>>>>

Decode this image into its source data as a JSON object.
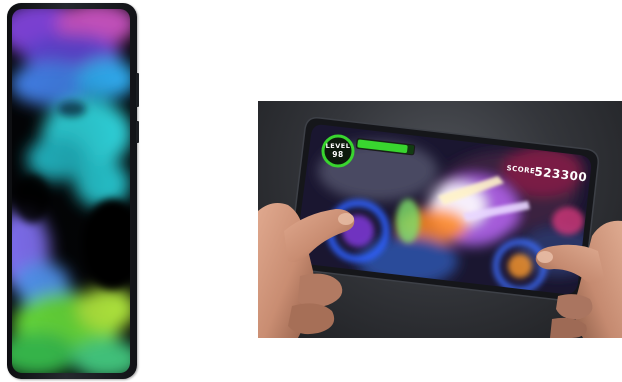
{
  "hud": {
    "level_label": "LEVEL",
    "level_value": "98",
    "score_label": "SCORE",
    "score_value": "523300"
  },
  "colors": {
    "page_background": "#ffffff",
    "photo_background": "#3a3c41",
    "phone_frame": "#1c1e22",
    "hud_green": "#39d52f",
    "accent_blue": "#2f5fff",
    "accent_purple": "#8e3cf0"
  }
}
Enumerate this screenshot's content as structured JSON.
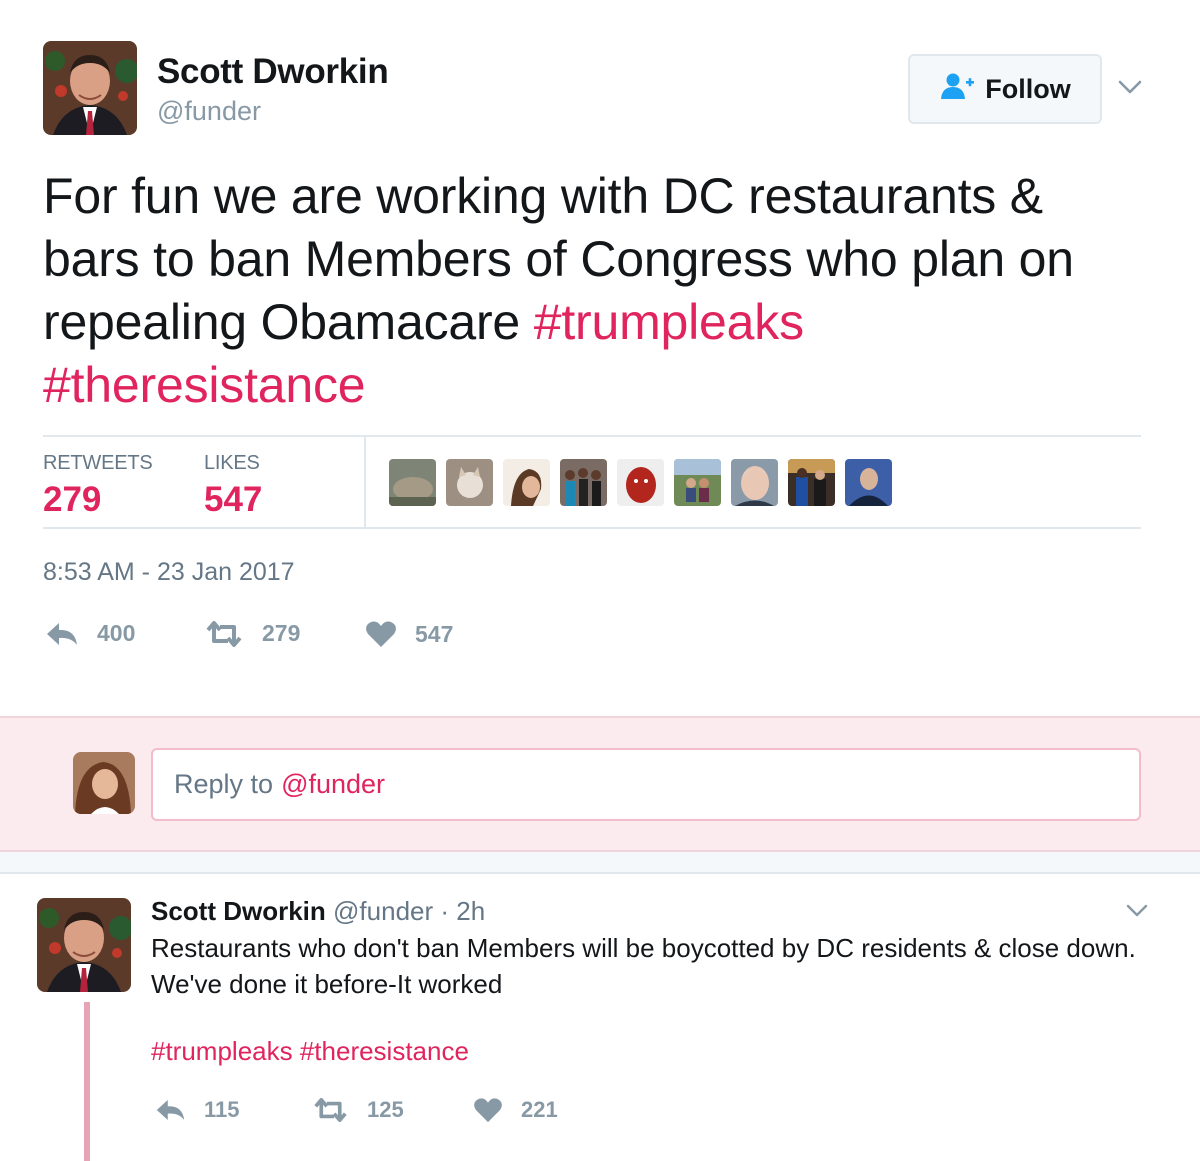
{
  "tweet": {
    "author_name": "Scott Dworkin",
    "author_handle": "@funder",
    "follow_label": "Follow",
    "text": "For fun we are working with DC restaurants & bars to ban Members of Congress who plan on repealing Obamacare ",
    "hashtags": [
      "#trumpleaks",
      "#theresistance"
    ],
    "stats": {
      "retweets_label": "RETWEETS",
      "retweets_value": "279",
      "likes_label": "LIKES",
      "likes_value": "547"
    },
    "timestamp": "8:53 AM - 23 Jan 2017",
    "actions": {
      "reply_count": "400",
      "retweet_count": "279",
      "like_count": "547"
    }
  },
  "reply_composer": {
    "placeholder_prefix": "Reply to",
    "placeholder_handle": "@funder"
  },
  "reply_tweet": {
    "author_name": "Scott Dworkin",
    "author_handle": "@funder",
    "time": "· 2h",
    "text": "Restaurants who don't ban Members will be boycotted by DC residents & close down. We've done it before-It worked",
    "hashtags": "#trumpleaks #theresistance",
    "actions": {
      "reply_count": "115",
      "retweet_count": "125",
      "like_count": "221"
    }
  },
  "colors": {
    "accent": "#e0245e",
    "muted": "#8899a6",
    "reply_band": "#fbeaee"
  },
  "icons": [
    "person-add-icon",
    "chevron-down-icon",
    "reply-icon",
    "retweet-icon",
    "heart-icon"
  ]
}
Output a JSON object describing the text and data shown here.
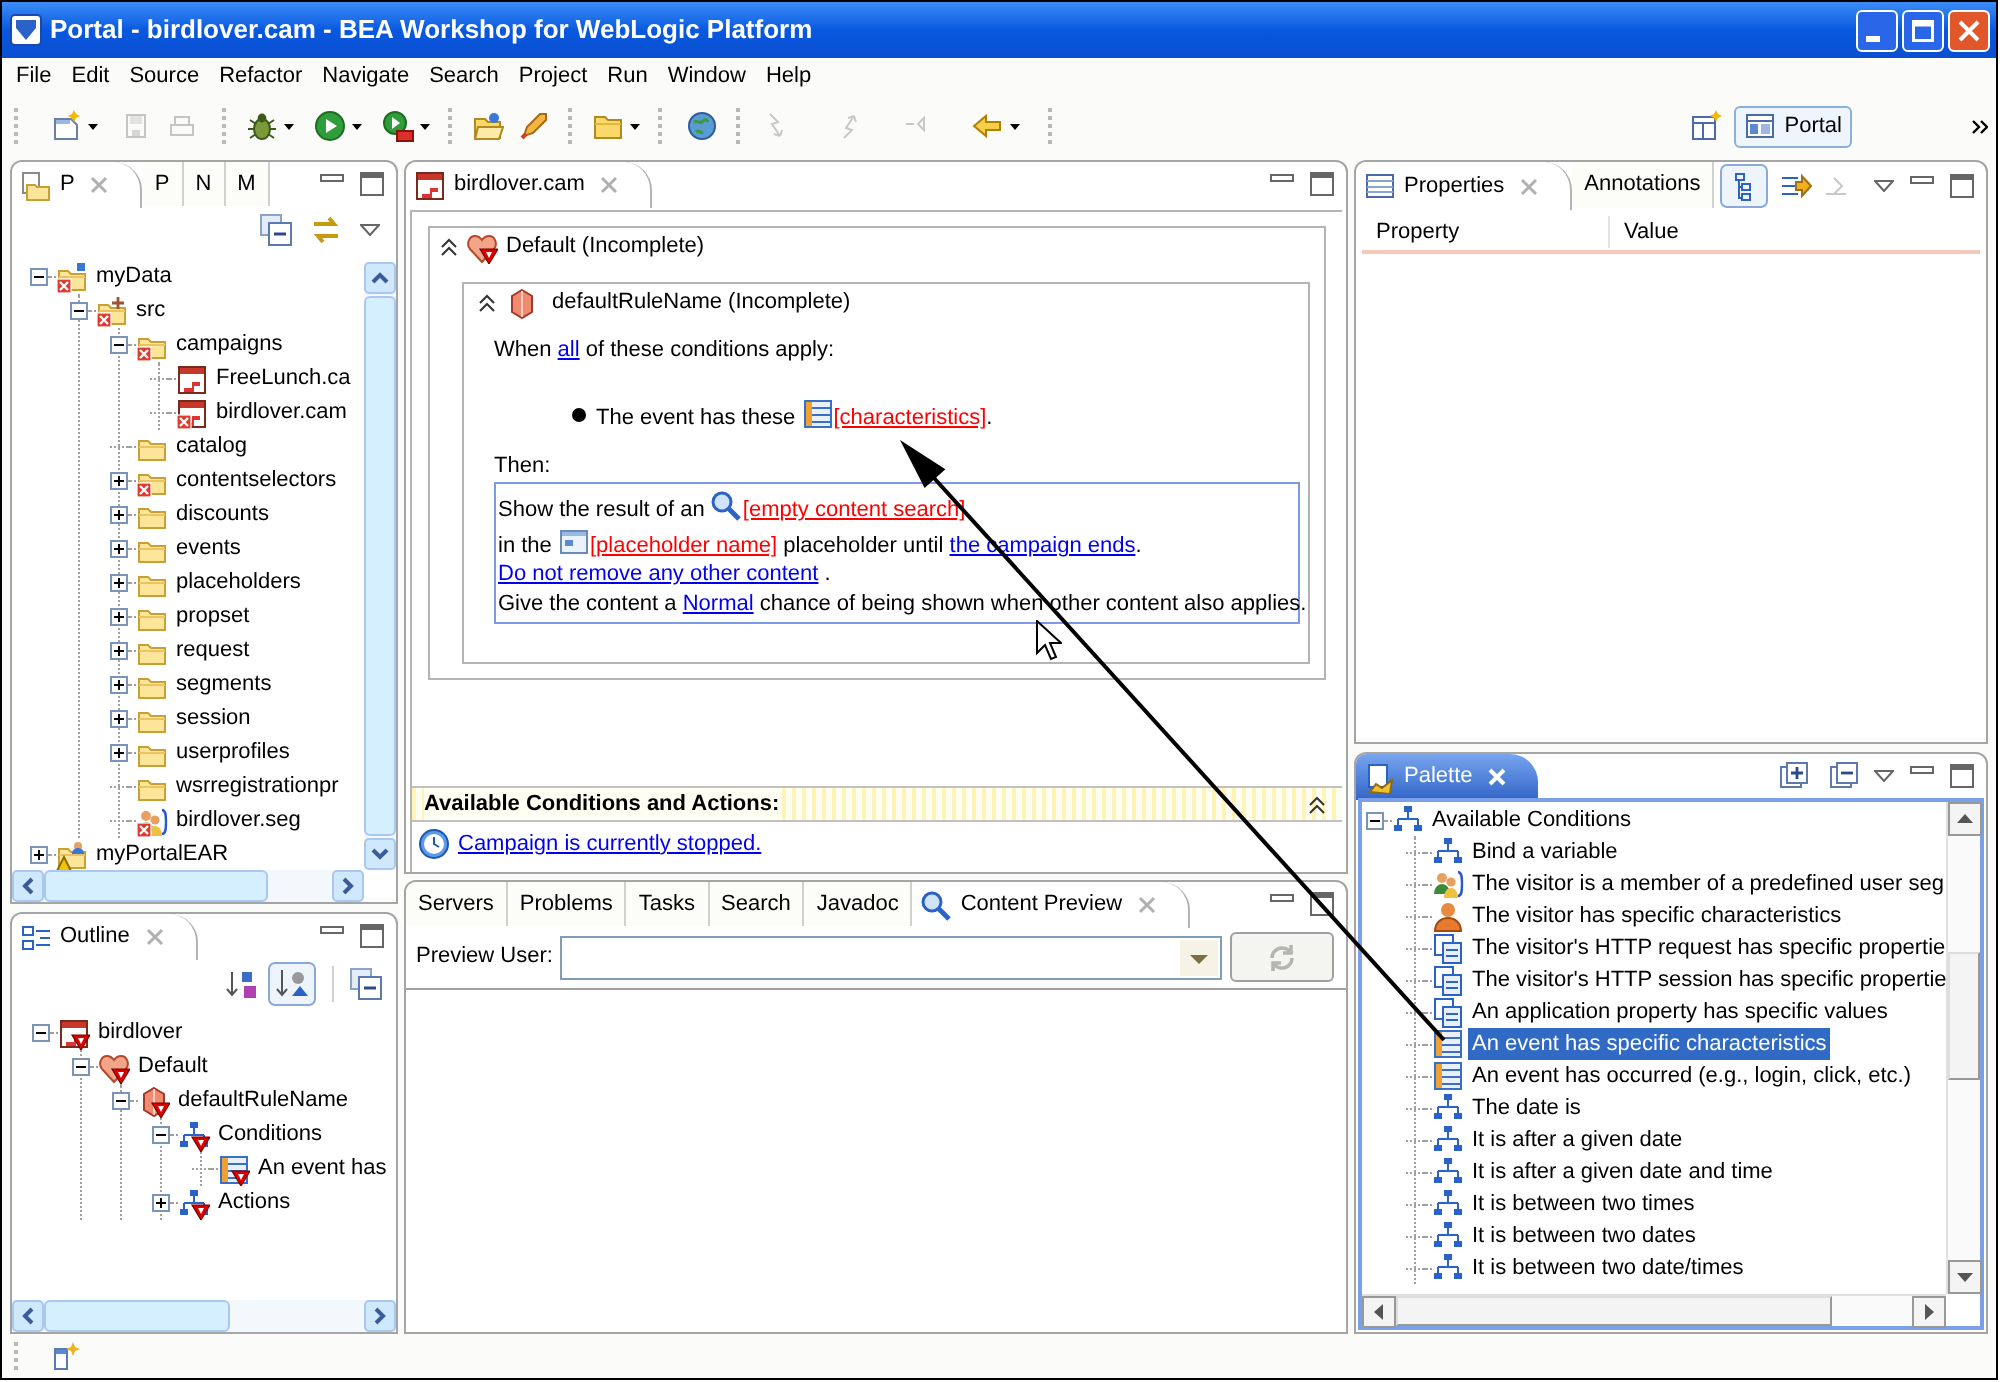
{
  "window": {
    "title": "Portal - birdlover.cam - BEA Workshop for WebLogic Platform"
  },
  "menu_bar": [
    "File",
    "Edit",
    "Source",
    "Refactor",
    "Navigate",
    "Search",
    "Project",
    "Run",
    "Window",
    "Help"
  ],
  "toolbar": {
    "perspective": "Portal"
  },
  "package_explorer": {
    "tabs": [
      {
        "label": "P",
        "selected": true
      },
      {
        "label": "P",
        "selected": false
      },
      {
        "label": "N",
        "selected": false
      },
      {
        "label": "M",
        "selected": false
      }
    ],
    "tree": [
      {
        "label": "myData",
        "kind": "project",
        "error": true,
        "warning": false,
        "expanded": true,
        "children": [
          {
            "label": "src",
            "kind": "source-folder",
            "error": true,
            "warning": false,
            "expanded": true,
            "children": [
              {
                "label": "campaigns",
                "kind": "folder",
                "error": true,
                "warning": false,
                "expanded": true,
                "children": [
                  {
                    "label": "FreeLunch.ca",
                    "kind": "campaign",
                    "error": false,
                    "warning": false
                  },
                  {
                    "label": "birdlover.cam",
                    "kind": "campaign",
                    "error": true,
                    "warning": false
                  }
                ]
              },
              {
                "label": "catalog",
                "kind": "folder",
                "error": false,
                "warning": false
              },
              {
                "label": "contentselectors",
                "kind": "folder",
                "error": true,
                "warning": false,
                "expanded": false
              },
              {
                "label": "discounts",
                "kind": "folder",
                "error": false,
                "warning": false,
                "expanded": false
              },
              {
                "label": "events",
                "kind": "folder",
                "error": false,
                "warning": false,
                "expanded": false
              },
              {
                "label": "placeholders",
                "kind": "folder",
                "error": false,
                "warning": false,
                "expanded": false
              },
              {
                "label": "propset",
                "kind": "folder",
                "error": false,
                "warning": false,
                "expanded": false
              },
              {
                "label": "request",
                "kind": "folder",
                "error": false,
                "warning": false,
                "expanded": false
              },
              {
                "label": "segments",
                "kind": "folder",
                "error": false,
                "warning": false,
                "expanded": false
              },
              {
                "label": "session",
                "kind": "folder",
                "error": false,
                "warning": false,
                "expanded": false
              },
              {
                "label": "userprofiles",
                "kind": "folder",
                "error": false,
                "warning": false,
                "expanded": false
              },
              {
                "label": "wsrregistrationpr",
                "kind": "folder",
                "error": false,
                "warning": false
              },
              {
                "label": "birdlover.seg",
                "kind": "segment",
                "error": true,
                "warning": false
              }
            ]
          }
        ]
      },
      {
        "label": "myPortalEAR",
        "kind": "ear-project",
        "error": false,
        "warning": true,
        "expanded": false
      }
    ]
  },
  "outline": {
    "tabs": [
      {
        "label": "Outline",
        "selected": true
      }
    ],
    "tree": [
      {
        "label": "birdlover",
        "kind": "campaign",
        "error": true,
        "expanded": true,
        "children": [
          {
            "label": "Default",
            "kind": "scenario",
            "error": true,
            "expanded": true,
            "children": [
              {
                "label": "defaultRuleName",
                "kind": "rule",
                "error": true,
                "expanded": true,
                "children": [
                  {
                    "label": "Conditions",
                    "kind": "group",
                    "error": true,
                    "expanded": true,
                    "children": [
                      {
                        "label": "An event has",
                        "kind": "event",
                        "error": true
                      }
                    ]
                  },
                  {
                    "label": "Actions",
                    "kind": "group",
                    "error": true,
                    "expanded": false
                  }
                ]
              }
            ]
          }
        ]
      }
    ]
  },
  "editor": {
    "tabs": [
      {
        "label": "birdlover.cam",
        "selected": true
      }
    ],
    "scenario": {
      "title": "Default (Incomplete)",
      "expanded": true,
      "rule": {
        "title": "defaultRuleName (Incomplete)",
        "expanded": true,
        "intro": [
          {
            "kind": "text",
            "text": "When "
          },
          {
            "kind": "link",
            "text": "all"
          },
          {
            "kind": "text",
            "text": " of these conditions apply:"
          }
        ],
        "conditions": [
          [
            {
              "kind": "text",
              "text": "The event has these "
            },
            {
              "kind": "event-field",
              "text": "[characteristics]"
            },
            {
              "kind": "text",
              "text": "."
            }
          ]
        ],
        "then_label": "Then:",
        "actions": [
          [
            {
              "kind": "text",
              "text": "Show the result of an "
            },
            {
              "kind": "search-field",
              "text": "[empty content search]"
            }
          ],
          [
            {
              "kind": "text",
              "text": "in the "
            },
            {
              "kind": "placeholder-field",
              "text": "[placeholder name]"
            },
            {
              "kind": "text",
              "text": " placeholder until "
            },
            {
              "kind": "link",
              "text": "the campaign ends"
            },
            {
              "kind": "text",
              "text": "."
            }
          ],
          [
            {
              "kind": "link",
              "text": "Do not remove any other content"
            },
            {
              "kind": "text",
              "text": " ."
            }
          ],
          [
            {
              "kind": "text",
              "text": "Give the content a "
            },
            {
              "kind": "link",
              "text": "Normal"
            },
            {
              "kind": "text",
              "text": " chance of being shown when other content also applies."
            }
          ]
        ]
      }
    },
    "available_header": "Available Conditions and Actions:",
    "status_link": "Campaign is currently stopped."
  },
  "bottom_panel": {
    "tabs": [
      {
        "label": "Servers",
        "selected": false
      },
      {
        "label": "Problems",
        "selected": false
      },
      {
        "label": "Tasks",
        "selected": false
      },
      {
        "label": "Search",
        "selected": false
      },
      {
        "label": "Javadoc",
        "selected": false
      },
      {
        "label": "Content Preview",
        "selected": true
      }
    ],
    "preview_user_label": "Preview User:",
    "refresh_button": {
      "disabled": true
    }
  },
  "properties": {
    "tabs": [
      {
        "label": "Properties",
        "selected": true
      },
      {
        "label": "Annotations",
        "selected": false
      }
    ],
    "columns": [
      "Property",
      "Value"
    ]
  },
  "palette": {
    "active": true,
    "tabs": [
      {
        "label": "Palette",
        "selected": true
      }
    ],
    "tree": [
      {
        "label": "Available Conditions",
        "kind": "rule",
        "selected": false,
        "expanded": true,
        "children": [
          {
            "label": "Bind a variable",
            "kind": "rule",
            "selected": false
          },
          {
            "label": "The visitor is a member of a predefined user seg",
            "kind": "segment",
            "selected": false
          },
          {
            "label": "The visitor has specific characteristics",
            "kind": "visitor",
            "selected": false
          },
          {
            "label": "The visitor's HTTP request has specific propertie",
            "kind": "request",
            "selected": false
          },
          {
            "label": "The visitor's HTTP session has specific propertie",
            "kind": "session",
            "selected": false
          },
          {
            "label": "An application property has specific values",
            "kind": "property",
            "selected": false
          },
          {
            "label": "An event has specific characteristics",
            "kind": "event",
            "selected": true
          },
          {
            "label": "An event has occurred (e.g., login, click, etc.)",
            "kind": "event",
            "selected": false
          },
          {
            "label": "The date is",
            "kind": "date",
            "selected": false
          },
          {
            "label": "It is after a given date",
            "kind": "date",
            "selected": false
          },
          {
            "label": "It is after a given date and time",
            "kind": "date",
            "selected": false
          },
          {
            "label": "It is between two times",
            "kind": "date",
            "selected": false
          },
          {
            "label": "It is between two dates",
            "kind": "date",
            "selected": false
          },
          {
            "label": "It is between two date/times",
            "kind": "date",
            "selected": false
          }
        ]
      }
    ]
  }
}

<<<<

Task to carry out
Reply with only the number of lines in the entries that contain the word "birdlover".

Correct result
5